Format every line of the items below as a JSON list of strings, with one string per line and blank lines omitted.

++++ SOURCE DATA ++++

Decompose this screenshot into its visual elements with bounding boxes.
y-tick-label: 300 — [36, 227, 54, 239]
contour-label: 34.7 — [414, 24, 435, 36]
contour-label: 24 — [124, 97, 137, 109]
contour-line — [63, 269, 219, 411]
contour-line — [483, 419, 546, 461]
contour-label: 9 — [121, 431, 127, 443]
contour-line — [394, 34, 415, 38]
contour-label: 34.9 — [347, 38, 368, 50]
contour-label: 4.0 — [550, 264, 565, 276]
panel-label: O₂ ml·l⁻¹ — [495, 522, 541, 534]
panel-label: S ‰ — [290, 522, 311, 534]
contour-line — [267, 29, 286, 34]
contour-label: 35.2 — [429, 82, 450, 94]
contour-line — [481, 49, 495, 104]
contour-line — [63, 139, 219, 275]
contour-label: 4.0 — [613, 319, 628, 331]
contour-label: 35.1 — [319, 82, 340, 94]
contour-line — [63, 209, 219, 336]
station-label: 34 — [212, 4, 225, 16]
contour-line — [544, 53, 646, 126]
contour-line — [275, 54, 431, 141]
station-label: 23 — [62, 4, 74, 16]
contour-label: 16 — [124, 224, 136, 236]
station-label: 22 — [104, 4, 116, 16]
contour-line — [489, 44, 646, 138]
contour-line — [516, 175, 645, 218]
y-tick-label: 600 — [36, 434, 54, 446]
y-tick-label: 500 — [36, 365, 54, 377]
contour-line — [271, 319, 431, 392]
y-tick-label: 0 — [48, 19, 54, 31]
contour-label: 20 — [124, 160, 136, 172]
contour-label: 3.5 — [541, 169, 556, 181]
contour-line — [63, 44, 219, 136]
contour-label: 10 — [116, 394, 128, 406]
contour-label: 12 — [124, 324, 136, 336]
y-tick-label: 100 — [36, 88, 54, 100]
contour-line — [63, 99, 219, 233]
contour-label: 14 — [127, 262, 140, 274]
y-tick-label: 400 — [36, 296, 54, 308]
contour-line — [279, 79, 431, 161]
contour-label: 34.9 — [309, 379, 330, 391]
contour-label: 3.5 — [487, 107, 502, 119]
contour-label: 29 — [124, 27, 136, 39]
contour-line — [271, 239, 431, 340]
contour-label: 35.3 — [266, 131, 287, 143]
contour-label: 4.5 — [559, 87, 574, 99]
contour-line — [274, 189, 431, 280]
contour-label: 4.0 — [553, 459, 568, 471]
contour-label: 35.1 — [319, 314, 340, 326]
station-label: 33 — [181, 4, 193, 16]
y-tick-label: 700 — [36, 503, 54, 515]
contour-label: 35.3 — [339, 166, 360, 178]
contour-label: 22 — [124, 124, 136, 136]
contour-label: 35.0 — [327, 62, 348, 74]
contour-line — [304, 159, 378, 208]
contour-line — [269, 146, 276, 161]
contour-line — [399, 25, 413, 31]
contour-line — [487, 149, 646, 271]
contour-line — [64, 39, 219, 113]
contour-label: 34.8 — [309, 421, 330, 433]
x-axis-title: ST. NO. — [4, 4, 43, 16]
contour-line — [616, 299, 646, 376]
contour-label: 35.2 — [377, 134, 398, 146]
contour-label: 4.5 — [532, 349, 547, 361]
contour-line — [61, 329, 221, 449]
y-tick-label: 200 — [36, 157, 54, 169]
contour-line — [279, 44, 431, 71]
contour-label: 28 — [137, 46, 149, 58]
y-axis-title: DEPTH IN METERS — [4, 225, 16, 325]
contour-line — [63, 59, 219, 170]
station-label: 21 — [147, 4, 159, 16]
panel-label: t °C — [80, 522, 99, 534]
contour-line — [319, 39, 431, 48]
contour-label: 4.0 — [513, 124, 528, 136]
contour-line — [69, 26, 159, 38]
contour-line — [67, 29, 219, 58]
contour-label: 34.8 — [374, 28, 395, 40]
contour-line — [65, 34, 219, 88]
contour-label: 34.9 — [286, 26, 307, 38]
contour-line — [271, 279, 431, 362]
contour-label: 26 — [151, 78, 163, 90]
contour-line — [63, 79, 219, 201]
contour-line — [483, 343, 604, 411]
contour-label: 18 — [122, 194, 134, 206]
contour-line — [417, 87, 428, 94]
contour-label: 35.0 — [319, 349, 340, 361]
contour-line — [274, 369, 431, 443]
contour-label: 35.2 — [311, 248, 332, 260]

++++

FINISHED EXERCISE:
[
  "Decompose this screenshot into its visual elements with bounding boxes.",
  "y-tick-label: 300 — [36, 227, 54, 239]",
  "contour-label: 34.7 — [414, 24, 435, 36]",
  "contour-label: 24 — [124, 97, 137, 109]",
  "contour-line — [63, 269, 219, 411]",
  "contour-line — [483, 419, 546, 461]",
  "contour-label: 9 — [121, 431, 127, 443]",
  "contour-line — [394, 34, 415, 38]",
  "contour-label: 34.9 — [347, 38, 368, 50]",
  "contour-label: 4.0 — [550, 264, 565, 276]",
  "panel-label: O₂ ml·l⁻¹ — [495, 522, 541, 534]",
  "panel-label: S ‰ — [290, 522, 311, 534]",
  "contour-line — [267, 29, 286, 34]",
  "contour-label: 35.2 — [429, 82, 450, 94]",
  "contour-line — [481, 49, 495, 104]",
  "contour-line — [63, 139, 219, 275]",
  "contour-label: 4.0 — [613, 319, 628, 331]",
  "contour-label: 35.1 — [319, 82, 340, 94]",
  "contour-line — [63, 209, 219, 336]",
  "station-label: 34 — [212, 4, 225, 16]",
  "contour-line — [544, 53, 646, 126]",
  "contour-line — [275, 54, 431, 141]",
  "station-label: 23 — [62, 4, 74, 16]",
  "contour-label: 16 — [124, 224, 136, 236]",
  "station-label: 22 — [104, 4, 116, 16]",
  "contour-line — [489, 44, 646, 138]",
  "contour-line — [516, 175, 645, 218]",
  "y-tick-label: 600 — [36, 434, 54, 446]",
  "y-tick-label: 500 — [36, 365, 54, 377]",
  "contour-line — [271, 319, 431, 392]",
  "y-tick-label: 0 — [48, 19, 54, 31]",
  "contour-label: 20 — [124, 160, 136, 172]",
  "contour-label: 3.5 — [541, 169, 556, 181]",
  "contour-line — [63, 44, 219, 136]",
  "contour-label: 10 — [116, 394, 128, 406]",
  "contour-label: 12 — [124, 324, 136, 336]",
  "y-tick-label: 100 — [36, 88, 54, 100]",
  "contour-line — [63, 99, 219, 233]",
  "contour-label: 14 — [127, 262, 140, 274]",
  "y-tick-label: 400 — [36, 296, 54, 308]",
  "contour-line — [279, 79, 431, 161]",
  "contour-label: 34.9 — [309, 379, 330, 391]",
  "contour-label: 3.5 — [487, 107, 502, 119]",
  "contour-label: 29 — [124, 27, 136, 39]",
  "contour-line — [271, 239, 431, 340]",
  "contour-label: 35.3 — [266, 131, 287, 143]",
  "contour-label: 4.5 — [559, 87, 574, 99]",
  "contour-line — [274, 189, 431, 280]",
  "contour-label: 4.0 — [553, 459, 568, 471]",
  "contour-label: 35.1 — [319, 314, 340, 326]",
  "station-label: 33 — [181, 4, 193, 16]",
  "y-tick-label: 700 — [36, 503, 54, 515]",
  "contour-label: 35.3 — [339, 166, 360, 178]",
  "contour-label: 22 — [124, 124, 136, 136]",
  "contour-label: 35.0 — [327, 62, 348, 74]",
  "contour-line — [304, 159, 378, 208]",
  "contour-line — [269, 146, 276, 161]",
  "contour-line — [399, 25, 413, 31]",
  "contour-line — [487, 149, 646, 271]",
  "contour-line — [64, 39, 219, 113]",
  "contour-label: 34.8 — [309, 421, 330, 433]",
  "x-axis-title: ST. NO. — [4, 4, 43, 16]",
  "contour-line — [616, 299, 646, 376]",
  "contour-label: 35.2 — [377, 134, 398, 146]",
  "contour-label: 4.5 — [532, 349, 547, 361]",
  "contour-line — [61, 329, 221, 449]",
  "y-tick-label: 200 — [36, 157, 54, 169]",
  "contour-line — [279, 44, 431, 71]",
  "contour-label: 28 — [137, 46, 149, 58]",
  "y-axis-title: DEPTH IN METERS — [4, 225, 16, 325]",
  "contour-line — [63, 59, 219, 170]",
  "station-label: 21 — [147, 4, 159, 16]",
  "panel-label: t °C — [80, 522, 99, 534]",
  "contour-line — [319, 39, 431, 48]",
  "contour-label: 4.0 — [513, 124, 528, 136]",
  "contour-line — [69, 26, 159, 38]",
  "contour-line — [67, 29, 219, 58]",
  "contour-label: 34.8 — [374, 28, 395, 40]",
  "contour-line — [65, 34, 219, 88]",
  "contour-label: 34.9 — [286, 26, 307, 38]",
  "contour-line — [271, 279, 431, 362]",
  "contour-label: 26 — [151, 78, 163, 90]",
  "contour-line — [63, 79, 219, 201]",
  "contour-line — [483, 343, 604, 411]",
  "contour-label: 18 — [122, 194, 134, 206]",
  "contour-line — [417, 87, 428, 94]",
  "contour-label: 35.0 — [319, 349, 340, 361]",
  "contour-line — [274, 369, 431, 443]",
  "contour-label: 35.2 — [311, 248, 332, 260]"
]